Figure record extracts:
◆ ◆ ◆

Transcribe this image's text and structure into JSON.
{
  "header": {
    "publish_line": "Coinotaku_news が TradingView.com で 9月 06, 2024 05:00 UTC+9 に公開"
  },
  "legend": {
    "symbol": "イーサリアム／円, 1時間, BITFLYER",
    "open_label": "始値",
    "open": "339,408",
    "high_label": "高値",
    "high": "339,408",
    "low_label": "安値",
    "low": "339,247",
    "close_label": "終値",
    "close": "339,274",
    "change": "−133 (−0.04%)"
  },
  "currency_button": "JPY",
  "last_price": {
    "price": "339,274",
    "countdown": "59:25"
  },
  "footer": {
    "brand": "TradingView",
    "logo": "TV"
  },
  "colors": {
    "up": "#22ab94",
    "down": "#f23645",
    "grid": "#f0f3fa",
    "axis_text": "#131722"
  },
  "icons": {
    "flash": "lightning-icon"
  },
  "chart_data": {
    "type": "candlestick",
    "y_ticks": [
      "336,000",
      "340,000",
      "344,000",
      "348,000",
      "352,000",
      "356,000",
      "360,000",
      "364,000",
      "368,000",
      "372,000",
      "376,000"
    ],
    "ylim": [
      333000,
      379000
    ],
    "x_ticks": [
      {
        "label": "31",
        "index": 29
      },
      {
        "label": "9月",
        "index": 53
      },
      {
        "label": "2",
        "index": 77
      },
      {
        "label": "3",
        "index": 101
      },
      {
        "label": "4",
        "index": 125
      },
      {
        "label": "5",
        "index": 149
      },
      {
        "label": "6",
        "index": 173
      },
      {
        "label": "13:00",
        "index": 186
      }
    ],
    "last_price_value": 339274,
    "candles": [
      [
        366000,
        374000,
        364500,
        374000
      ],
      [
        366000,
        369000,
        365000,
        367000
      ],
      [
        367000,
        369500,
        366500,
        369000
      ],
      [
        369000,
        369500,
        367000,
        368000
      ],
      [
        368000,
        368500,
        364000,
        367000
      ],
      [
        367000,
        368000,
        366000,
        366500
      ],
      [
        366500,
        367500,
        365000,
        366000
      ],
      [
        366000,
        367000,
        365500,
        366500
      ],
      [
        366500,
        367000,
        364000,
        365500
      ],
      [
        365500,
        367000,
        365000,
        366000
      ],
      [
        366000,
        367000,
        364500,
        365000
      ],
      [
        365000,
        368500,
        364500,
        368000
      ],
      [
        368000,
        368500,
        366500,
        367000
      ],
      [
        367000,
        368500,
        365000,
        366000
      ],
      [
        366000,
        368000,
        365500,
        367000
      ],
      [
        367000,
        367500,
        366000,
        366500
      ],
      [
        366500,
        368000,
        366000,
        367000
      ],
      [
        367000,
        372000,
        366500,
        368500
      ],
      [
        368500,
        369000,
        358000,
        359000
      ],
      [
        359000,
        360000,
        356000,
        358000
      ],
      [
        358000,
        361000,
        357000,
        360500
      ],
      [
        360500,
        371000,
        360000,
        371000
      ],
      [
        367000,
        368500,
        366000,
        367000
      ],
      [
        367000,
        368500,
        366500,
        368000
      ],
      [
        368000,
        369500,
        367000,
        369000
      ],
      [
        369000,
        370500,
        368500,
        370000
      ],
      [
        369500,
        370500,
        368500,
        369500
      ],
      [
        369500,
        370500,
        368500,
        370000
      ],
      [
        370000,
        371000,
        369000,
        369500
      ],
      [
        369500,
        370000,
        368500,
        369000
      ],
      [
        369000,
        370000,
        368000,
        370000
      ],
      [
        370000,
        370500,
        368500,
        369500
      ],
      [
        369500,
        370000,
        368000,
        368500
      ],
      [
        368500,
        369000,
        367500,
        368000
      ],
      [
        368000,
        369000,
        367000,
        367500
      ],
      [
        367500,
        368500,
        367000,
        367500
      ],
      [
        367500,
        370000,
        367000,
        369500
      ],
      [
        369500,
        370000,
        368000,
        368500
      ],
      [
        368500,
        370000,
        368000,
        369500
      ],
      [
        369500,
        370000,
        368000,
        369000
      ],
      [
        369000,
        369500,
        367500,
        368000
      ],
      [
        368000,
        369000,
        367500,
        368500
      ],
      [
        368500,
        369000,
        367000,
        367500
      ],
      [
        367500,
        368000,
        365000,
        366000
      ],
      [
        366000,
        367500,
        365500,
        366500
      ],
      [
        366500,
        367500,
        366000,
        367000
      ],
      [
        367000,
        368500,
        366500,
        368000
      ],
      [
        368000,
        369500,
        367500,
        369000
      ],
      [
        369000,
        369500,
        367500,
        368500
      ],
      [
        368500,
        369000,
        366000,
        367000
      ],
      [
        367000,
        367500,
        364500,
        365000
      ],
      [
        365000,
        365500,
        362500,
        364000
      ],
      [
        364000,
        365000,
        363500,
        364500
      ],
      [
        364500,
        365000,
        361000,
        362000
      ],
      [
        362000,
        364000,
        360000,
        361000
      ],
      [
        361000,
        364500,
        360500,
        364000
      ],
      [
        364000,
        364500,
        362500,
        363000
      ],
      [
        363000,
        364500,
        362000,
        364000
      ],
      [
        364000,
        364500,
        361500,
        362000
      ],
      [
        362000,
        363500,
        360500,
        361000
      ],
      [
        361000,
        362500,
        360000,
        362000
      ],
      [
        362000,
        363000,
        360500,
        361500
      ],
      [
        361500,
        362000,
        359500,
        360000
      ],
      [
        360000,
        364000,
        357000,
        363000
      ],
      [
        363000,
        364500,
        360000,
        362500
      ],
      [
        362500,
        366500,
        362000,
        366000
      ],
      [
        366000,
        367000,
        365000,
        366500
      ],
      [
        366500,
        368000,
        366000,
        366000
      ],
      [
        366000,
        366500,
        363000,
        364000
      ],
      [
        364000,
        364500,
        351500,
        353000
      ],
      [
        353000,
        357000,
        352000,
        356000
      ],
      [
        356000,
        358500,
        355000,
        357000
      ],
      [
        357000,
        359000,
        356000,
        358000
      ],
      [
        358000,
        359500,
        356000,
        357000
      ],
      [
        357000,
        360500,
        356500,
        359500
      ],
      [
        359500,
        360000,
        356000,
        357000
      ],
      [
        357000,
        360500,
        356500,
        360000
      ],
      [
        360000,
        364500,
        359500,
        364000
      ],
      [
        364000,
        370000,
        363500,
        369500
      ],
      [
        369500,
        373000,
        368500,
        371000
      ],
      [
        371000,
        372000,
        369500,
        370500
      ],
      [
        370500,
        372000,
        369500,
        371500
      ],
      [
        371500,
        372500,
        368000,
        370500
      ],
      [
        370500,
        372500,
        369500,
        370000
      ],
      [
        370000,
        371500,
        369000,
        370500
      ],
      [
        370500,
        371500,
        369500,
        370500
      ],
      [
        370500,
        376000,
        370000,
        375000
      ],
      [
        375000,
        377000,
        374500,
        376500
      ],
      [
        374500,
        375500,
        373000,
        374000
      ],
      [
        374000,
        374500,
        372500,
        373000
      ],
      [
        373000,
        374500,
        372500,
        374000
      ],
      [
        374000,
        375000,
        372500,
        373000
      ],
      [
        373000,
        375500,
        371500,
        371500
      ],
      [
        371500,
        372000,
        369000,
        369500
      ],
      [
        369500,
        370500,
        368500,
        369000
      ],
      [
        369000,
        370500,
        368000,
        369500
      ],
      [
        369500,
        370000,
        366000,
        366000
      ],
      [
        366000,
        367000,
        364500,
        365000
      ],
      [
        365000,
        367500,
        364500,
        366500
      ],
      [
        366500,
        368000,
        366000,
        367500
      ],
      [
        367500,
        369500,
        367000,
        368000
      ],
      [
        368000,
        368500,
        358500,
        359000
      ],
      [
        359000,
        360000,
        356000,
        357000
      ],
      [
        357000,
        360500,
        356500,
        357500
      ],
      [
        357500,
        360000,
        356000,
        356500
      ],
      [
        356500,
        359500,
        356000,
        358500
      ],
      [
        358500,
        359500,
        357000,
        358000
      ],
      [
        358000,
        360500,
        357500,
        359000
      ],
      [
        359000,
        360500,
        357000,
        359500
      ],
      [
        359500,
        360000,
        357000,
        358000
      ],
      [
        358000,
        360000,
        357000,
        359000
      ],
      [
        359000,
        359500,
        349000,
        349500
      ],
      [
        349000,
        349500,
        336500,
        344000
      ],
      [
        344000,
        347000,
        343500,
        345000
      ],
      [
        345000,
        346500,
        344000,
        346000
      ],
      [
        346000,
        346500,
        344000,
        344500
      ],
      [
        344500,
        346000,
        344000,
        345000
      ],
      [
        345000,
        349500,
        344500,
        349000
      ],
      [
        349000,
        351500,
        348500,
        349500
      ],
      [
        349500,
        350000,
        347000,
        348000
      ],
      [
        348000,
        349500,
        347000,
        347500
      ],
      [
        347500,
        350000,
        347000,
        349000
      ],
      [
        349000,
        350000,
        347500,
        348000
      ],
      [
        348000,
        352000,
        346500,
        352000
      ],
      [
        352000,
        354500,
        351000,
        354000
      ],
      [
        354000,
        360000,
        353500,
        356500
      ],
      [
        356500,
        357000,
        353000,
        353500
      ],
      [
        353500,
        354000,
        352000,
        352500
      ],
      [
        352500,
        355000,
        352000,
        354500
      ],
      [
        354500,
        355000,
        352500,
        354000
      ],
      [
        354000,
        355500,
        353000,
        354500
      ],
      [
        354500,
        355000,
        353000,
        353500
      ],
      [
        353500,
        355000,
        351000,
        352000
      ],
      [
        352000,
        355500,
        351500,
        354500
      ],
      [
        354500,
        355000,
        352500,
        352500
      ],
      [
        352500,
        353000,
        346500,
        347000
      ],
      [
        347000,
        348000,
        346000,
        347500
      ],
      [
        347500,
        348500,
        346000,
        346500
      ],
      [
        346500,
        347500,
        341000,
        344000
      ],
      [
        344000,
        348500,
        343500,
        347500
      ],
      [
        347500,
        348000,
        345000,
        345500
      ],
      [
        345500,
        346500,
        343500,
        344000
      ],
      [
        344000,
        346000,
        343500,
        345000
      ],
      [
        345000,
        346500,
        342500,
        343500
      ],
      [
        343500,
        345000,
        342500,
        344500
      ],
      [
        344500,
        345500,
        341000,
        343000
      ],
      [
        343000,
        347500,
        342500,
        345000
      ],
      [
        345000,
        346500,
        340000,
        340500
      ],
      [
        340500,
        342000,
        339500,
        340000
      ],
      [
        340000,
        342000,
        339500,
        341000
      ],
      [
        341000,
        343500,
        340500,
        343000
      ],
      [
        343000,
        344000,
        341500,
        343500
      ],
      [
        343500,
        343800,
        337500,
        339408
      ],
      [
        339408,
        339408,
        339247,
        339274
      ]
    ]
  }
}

◆ ◆ ◆

Look through the data above. Find each line with the string "TradingView" and copy it.

    "publish_line": "Coinotaku_news が TradingView.com で 9月 06, 2024 05:00 UTC+9 に公開"
    "brand": "TradingView",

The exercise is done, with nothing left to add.